• _DIRECTION_: The listing below must be repeated word for word, with its images excluded.

• _DATA SHOWN_:
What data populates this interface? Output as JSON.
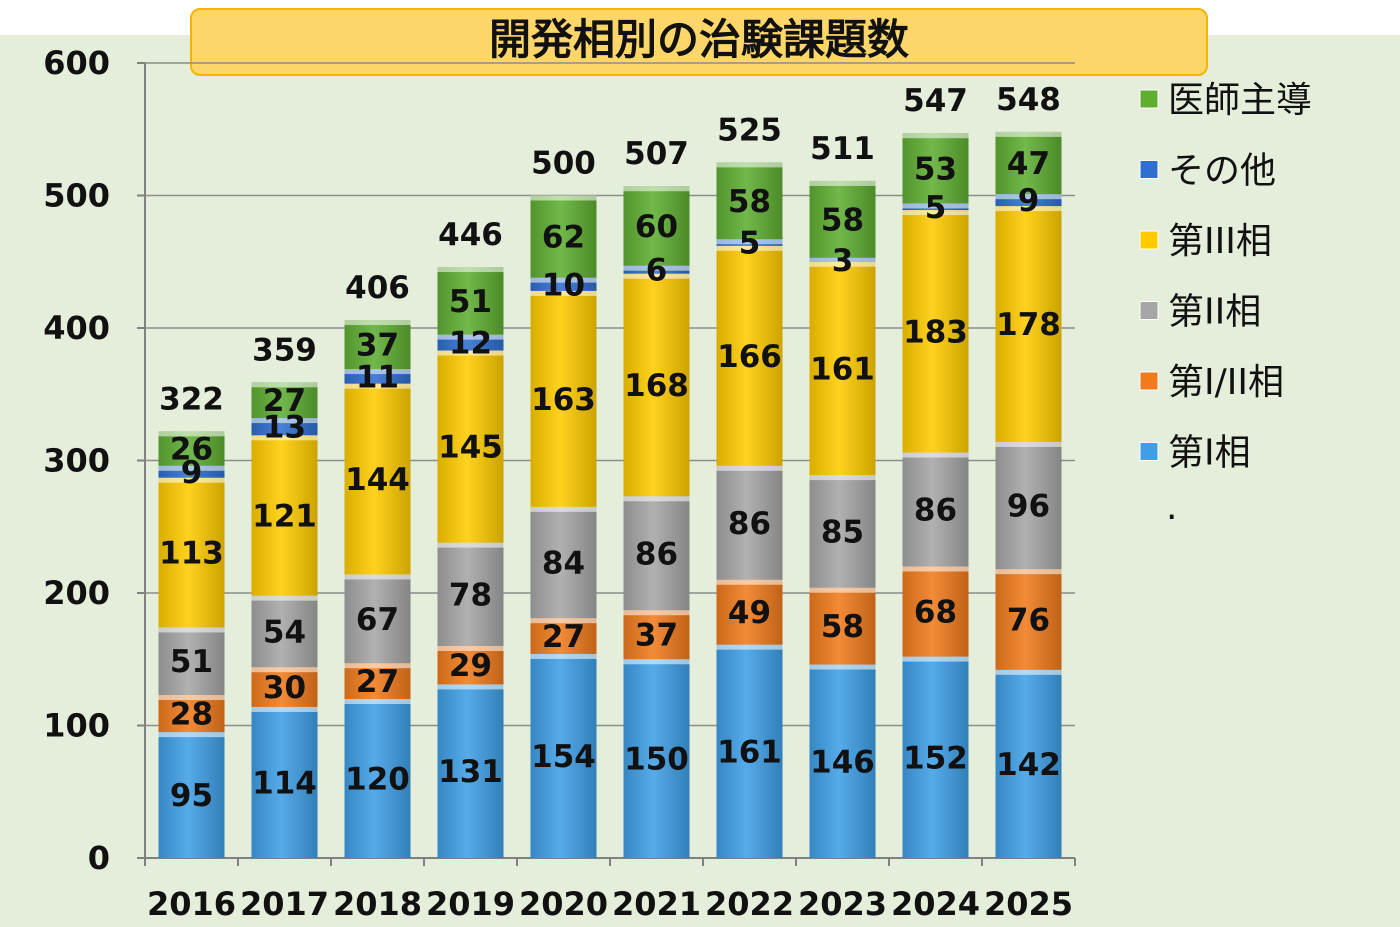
{
  "chart_data": {
    "type": "bar",
    "stacked": true,
    "title": "開発相別の治験課題数",
    "categories": [
      "2016",
      "2017",
      "2018",
      "2019",
      "2020",
      "2021",
      "2022",
      "2023",
      "2024",
      "2025"
    ],
    "ylim": [
      0,
      600
    ],
    "yticks": [
      "0",
      "100",
      "200",
      "300",
      "400",
      "500",
      "600"
    ],
    "grid": true,
    "legend_position": "right",
    "series": [
      {
        "name": "第I相",
        "color": "#3f9fe6",
        "values": [
          95,
          114,
          120,
          131,
          154,
          150,
          161,
          146,
          152,
          142
        ]
      },
      {
        "name": "第I/II相",
        "color": "#f07b1d",
        "values": [
          28,
          30,
          27,
          29,
          27,
          37,
          49,
          58,
          68,
          76
        ]
      },
      {
        "name": "第II相",
        "color": "#a6a6a6",
        "values": [
          51,
          54,
          67,
          78,
          84,
          86,
          86,
          85,
          86,
          96
        ]
      },
      {
        "name": "第III相",
        "color": "#ffcc00",
        "values": [
          113,
          121,
          144,
          145,
          163,
          168,
          166,
          161,
          183,
          178
        ]
      },
      {
        "name": "その他",
        "color": "#2f6fd0",
        "values": [
          9,
          13,
          11,
          12,
          10,
          6,
          5,
          3,
          5,
          9
        ]
      },
      {
        "name": "医師主導",
        "color": "#5fae32",
        "values": [
          26,
          27,
          37,
          51,
          62,
          60,
          58,
          58,
          53,
          47
        ]
      }
    ],
    "totals": [
      322,
      359,
      406,
      446,
      500,
      507,
      525,
      511,
      547,
      548
    ],
    "legend_order": [
      "医師主導",
      "その他",
      "第III相",
      "第II相",
      "第I/II相",
      "第I相"
    ],
    "legend_extra": "."
  }
}
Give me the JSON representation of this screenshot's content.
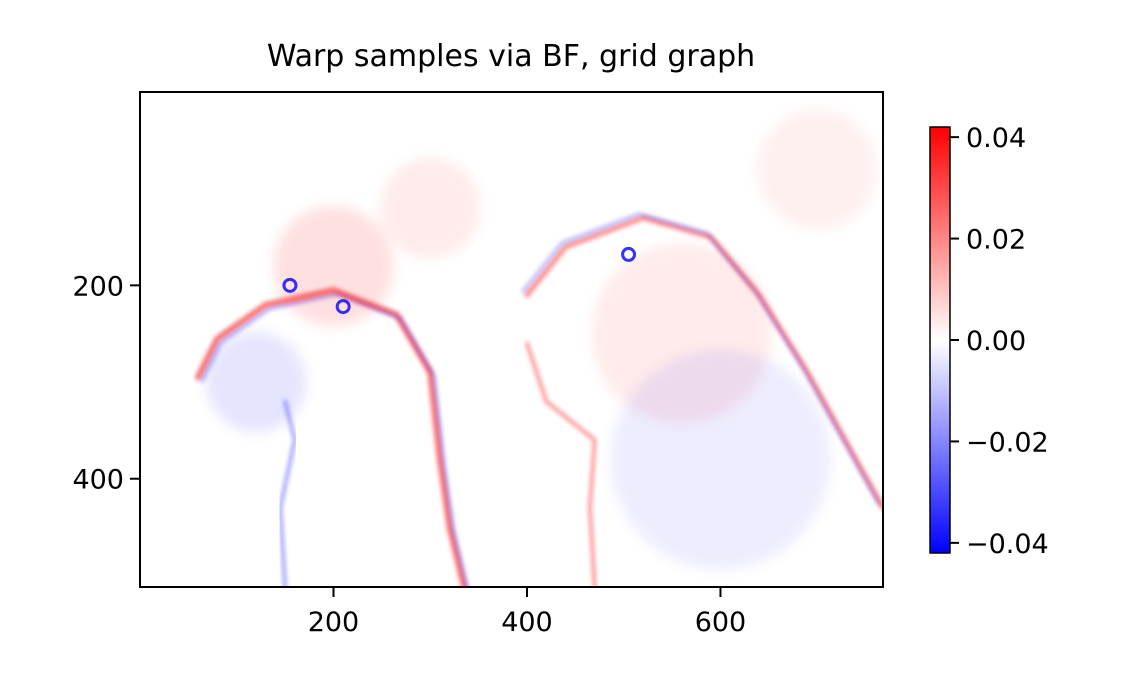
{
  "chart_data": {
    "type": "heatmap",
    "title": "Warp samples via BF, grid graph",
    "xlabel": "",
    "ylabel": "",
    "x_range": [
      0,
      768
    ],
    "y_range": [
      512,
      0
    ],
    "x_ticks": [
      200,
      400,
      600
    ],
    "x_tick_labels": [
      "200",
      "400",
      "600"
    ],
    "y_ticks": [
      200,
      400
    ],
    "y_tick_labels": [
      "200",
      "400"
    ],
    "grid": false,
    "colormap": "bwr",
    "colorbar": {
      "range": [
        -0.042,
        0.042
      ],
      "ticks": [
        0.04,
        0.02,
        0.0,
        -0.02,
        -0.04
      ],
      "tick_labels": [
        "0.04",
        "0.02",
        "0.00",
        "−0.02",
        "−0.04"
      ]
    },
    "colors": {
      "negative": "#0000ff",
      "zero": "#ffffff",
      "positive": "#ff0000"
    },
    "description_features": {
      "left_parrot_outline": [
        [
          60,
          295
        ],
        [
          80,
          255
        ],
        [
          130,
          220
        ],
        [
          200,
          205
        ],
        [
          265,
          230
        ],
        [
          300,
          290
        ],
        [
          310,
          380
        ],
        [
          320,
          450
        ],
        [
          335,
          512
        ]
      ],
      "left_parrot_back": [
        [
          150,
          512
        ],
        [
          145,
          430
        ],
        [
          160,
          360
        ],
        [
          150,
          320
        ]
      ],
      "right_parrot_outline": [
        [
          400,
          210
        ],
        [
          440,
          160
        ],
        [
          520,
          130
        ],
        [
          590,
          150
        ],
        [
          640,
          210
        ],
        [
          690,
          290
        ],
        [
          740,
          380
        ],
        [
          768,
          430
        ]
      ],
      "right_parrot_front": [
        [
          470,
          512
        ],
        [
          465,
          430
        ],
        [
          470,
          360
        ],
        [
          420,
          320
        ],
        [
          400,
          260
        ]
      ]
    }
  }
}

• _OUTPUT FOR THIS EXERCISE_:
What data populates this interface? Output as JSON.
{
  "chart_data": {
    "type": "bar",
    "stacked": true,
    "title": "開発相別の治験課題数",
    "categories": [
      "2016",
      "2017",
      "2018",
      "2019",
      "2020",
      "2021",
      "2022",
      "2023",
      "2024",
      "2025"
    ],
    "ylim": [
      0,
      600
    ],
    "yticks": [
      "0",
      "100",
      "200",
      "300",
      "400",
      "500",
      "600"
    ],
    "grid": true,
    "legend_position": "right",
    "series": [
      {
        "name": "第I相",
        "color": "#3f9fe6",
        "values": [
          95,
          114,
          120,
          131,
          154,
          150,
          161,
          146,
          152,
          142
        ]
      },
      {
        "name": "第I/II相",
        "color": "#f07b1d",
        "values": [
          28,
          30,
          27,
          29,
          27,
          37,
          49,
          58,
          68,
          76
        ]
      },
      {
        "name": "第II相",
        "color": "#a6a6a6",
        "values": [
          51,
          54,
          67,
          78,
          84,
          86,
          86,
          85,
          86,
          96
        ]
      },
      {
        "name": "第III相",
        "color": "#ffcc00",
        "values": [
          113,
          121,
          144,
          145,
          163,
          168,
          166,
          161,
          183,
          178
        ]
      },
      {
        "name": "その他",
        "color": "#2f6fd0",
        "values": [
          9,
          13,
          11,
          12,
          10,
          6,
          5,
          3,
          5,
          9
        ]
      },
      {
        "name": "医師主導",
        "color": "#5fae32",
        "values": [
          26,
          27,
          37,
          51,
          62,
          60,
          58,
          58,
          53,
          47
        ]
      }
    ],
    "totals": [
      322,
      359,
      406,
      446,
      500,
      507,
      525,
      511,
      547,
      548
    ],
    "legend_order": [
      "医師主導",
      "その他",
      "第III相",
      "第II相",
      "第I/II相",
      "第I相"
    ],
    "legend_extra": "."
  }
}
Give me the JSON representation of this screenshot's content.
{
  "chart_data": {
    "type": "heatmap",
    "title": "Warp samples via BF, grid graph",
    "xlabel": "",
    "ylabel": "",
    "x_range": [
      0,
      768
    ],
    "y_range": [
      512,
      0
    ],
    "x_ticks": [
      200,
      400,
      600
    ],
    "x_tick_labels": [
      "200",
      "400",
      "600"
    ],
    "y_ticks": [
      200,
      400
    ],
    "y_tick_labels": [
      "200",
      "400"
    ],
    "grid": false,
    "colormap": "bwr",
    "colorbar": {
      "range": [
        -0.042,
        0.042
      ],
      "ticks": [
        0.04,
        0.02,
        0.0,
        -0.02,
        -0.04
      ],
      "tick_labels": [
        "0.04",
        "0.02",
        "0.00",
        "−0.02",
        "−0.04"
      ]
    },
    "colors": {
      "negative": "#0000ff",
      "zero": "#ffffff",
      "positive": "#ff0000"
    },
    "description_features": {
      "left_parrot_outline": [
        [
          60,
          295
        ],
        [
          80,
          255
        ],
        [
          130,
          220
        ],
        [
          200,
          205
        ],
        [
          265,
          230
        ],
        [
          300,
          290
        ],
        [
          310,
          380
        ],
        [
          320,
          450
        ],
        [
          335,
          512
        ]
      ],
      "left_parrot_back": [
        [
          150,
          512
        ],
        [
          145,
          430
        ],
        [
          160,
          360
        ],
        [
          150,
          320
        ]
      ],
      "right_parrot_outline": [
        [
          400,
          210
        ],
        [
          440,
          160
        ],
        [
          520,
          130
        ],
        [
          590,
          150
        ],
        [
          640,
          210
        ],
        [
          690,
          290
        ],
        [
          740,
          380
        ],
        [
          768,
          430
        ]
      ],
      "right_parrot_front": [
        [
          470,
          512
        ],
        [
          465,
          430
        ],
        [
          470,
          360
        ],
        [
          420,
          320
        ],
        [
          400,
          260
        ]
      ]
    }
  }
}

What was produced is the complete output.